GIVEN PASSAGE:
▬▬▬▬▬▬

Category: ReviewsHits: 4436
Back in 2017, Deck13 together with their publishers at Focus Home Interactive, released The Surge - a melee-focused sci-fi action-RPG that was very clearly inspired by FromSoftware's Dark Souls series. The game's setting and aesthetics, together with a promise of visceral melee combat, were enough to put it on my radar, but I somehow never got around to playing it. But now, with The Surge 2 on the way, I figured I had to go back and see what the first entry in the series was all about.
Don't Tell Me What I Can't Do
The game opens with you controlling Warren, a wheelchair-bound individual on his way to a new job where one of the main perks is a shiny new “Exo-Rig” that can help him regain control of his legs. The job is with CREO, a corporation that outwardly seems very interested in restoring Earth's barely breathable atmosphere in the not so distant but quite dystopian future.
While Warren is getting outfitted with said Exo-Rig, something goes terribly wrong and after a while he wakes up in a pile of garbage. While stretching his new legs, Warren realizes that a mysterious power surge has managed to fry most of the tech inside the expansive CREO facility and turn its heavily augmented workers into cyber-zombies.
The game's visuals are sharp and quite easy on the eye, so expect to navigate all sorts of factory floors and research labs packed with conveyor belts, thick wires, narrow walkways, and bulky machinery. In The Surge, tech tends to be massive, hefty and look like it weighs a ton, which I liked a great deal. The other side of this coin, however, is that the majority of the base game locations are all part of the same facility and as a result the visuals, while impressive, can be quite lacking in variety.
As you explore, you will stumble onto a few other survivors and with their moral support, as it seems like Warren is the only CREO employee who isn't stuck somewhere or wasn't reduced to a quivering mess, try to figure out what went wrong and if possible reverse the effects of the eponymous Surge.

▬▬▬▬▬▬

WORK TASK 1: According to the review, which company published The Surge together with Deck13?
WORK TASK 2: Extract the text of the review from "Don't Tell Me" to "workers into cyber-zombies.".

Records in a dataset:
▬▬▬▬▬▬

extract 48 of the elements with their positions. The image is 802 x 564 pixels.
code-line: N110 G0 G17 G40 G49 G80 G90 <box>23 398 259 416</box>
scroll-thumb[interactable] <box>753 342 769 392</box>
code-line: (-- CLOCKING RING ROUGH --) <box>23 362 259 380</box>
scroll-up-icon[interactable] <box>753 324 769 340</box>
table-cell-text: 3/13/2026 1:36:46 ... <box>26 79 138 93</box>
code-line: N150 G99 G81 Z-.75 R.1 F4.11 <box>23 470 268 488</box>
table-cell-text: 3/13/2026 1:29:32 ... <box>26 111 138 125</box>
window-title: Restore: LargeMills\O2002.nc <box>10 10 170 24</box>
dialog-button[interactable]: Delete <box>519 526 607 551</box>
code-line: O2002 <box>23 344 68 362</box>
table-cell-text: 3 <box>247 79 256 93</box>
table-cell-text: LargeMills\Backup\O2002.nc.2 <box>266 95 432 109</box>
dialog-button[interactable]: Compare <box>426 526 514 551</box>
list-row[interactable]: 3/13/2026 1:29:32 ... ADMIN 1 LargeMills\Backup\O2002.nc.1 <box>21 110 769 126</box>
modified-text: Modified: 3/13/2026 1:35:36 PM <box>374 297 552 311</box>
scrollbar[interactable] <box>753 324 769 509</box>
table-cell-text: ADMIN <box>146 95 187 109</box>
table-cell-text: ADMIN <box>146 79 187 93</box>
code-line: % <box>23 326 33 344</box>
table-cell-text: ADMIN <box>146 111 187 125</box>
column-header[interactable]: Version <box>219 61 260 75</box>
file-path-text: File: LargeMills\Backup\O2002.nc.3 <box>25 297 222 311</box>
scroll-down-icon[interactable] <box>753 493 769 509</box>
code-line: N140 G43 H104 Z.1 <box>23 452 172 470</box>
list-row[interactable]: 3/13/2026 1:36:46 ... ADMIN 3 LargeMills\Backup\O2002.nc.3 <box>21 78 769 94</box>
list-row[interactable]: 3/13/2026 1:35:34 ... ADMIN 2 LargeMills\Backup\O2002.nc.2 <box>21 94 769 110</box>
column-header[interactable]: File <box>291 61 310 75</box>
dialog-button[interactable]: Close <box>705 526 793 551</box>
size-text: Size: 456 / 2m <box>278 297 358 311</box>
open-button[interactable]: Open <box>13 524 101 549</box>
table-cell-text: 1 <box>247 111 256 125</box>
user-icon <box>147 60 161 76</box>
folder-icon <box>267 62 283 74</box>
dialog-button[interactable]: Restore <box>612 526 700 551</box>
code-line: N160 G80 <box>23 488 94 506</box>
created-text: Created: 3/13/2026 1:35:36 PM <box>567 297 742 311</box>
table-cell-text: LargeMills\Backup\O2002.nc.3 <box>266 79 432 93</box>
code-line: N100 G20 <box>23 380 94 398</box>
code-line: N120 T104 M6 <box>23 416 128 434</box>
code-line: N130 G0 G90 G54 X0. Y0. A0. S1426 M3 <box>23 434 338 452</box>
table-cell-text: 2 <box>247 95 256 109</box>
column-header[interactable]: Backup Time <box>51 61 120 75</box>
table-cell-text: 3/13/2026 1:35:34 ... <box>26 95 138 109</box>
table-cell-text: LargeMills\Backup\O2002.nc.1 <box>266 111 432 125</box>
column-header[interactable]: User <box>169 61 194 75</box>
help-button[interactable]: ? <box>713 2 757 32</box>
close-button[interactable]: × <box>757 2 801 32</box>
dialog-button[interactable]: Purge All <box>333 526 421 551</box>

▬▬▬▬▬▬

RESULT 1: Focus Home Interactive

RESULT 2:
Don't Tell Me What I Can't Do
The game opens with you controlling Warren, a wheelchair-bound individual on his way to a new job where one of the main perks is a shiny new “Exo-Rig” that can help him regain control of his legs. The job is with CREO, a corporation that outwardly seems very interested in restoring Earth's barely breathable atmosphere in the not so distant but quite dystopian future.
While Warren is getting outfitted with said Exo-Rig, something goes terribly wrong and after a while he wakes up in a pile of garbage. While stretching his new legs, Warren realizes that a mysterious power surge has managed to fry most of the tech inside the expansive CREO facility and turn its heavily augmented workers into cyber-zombies.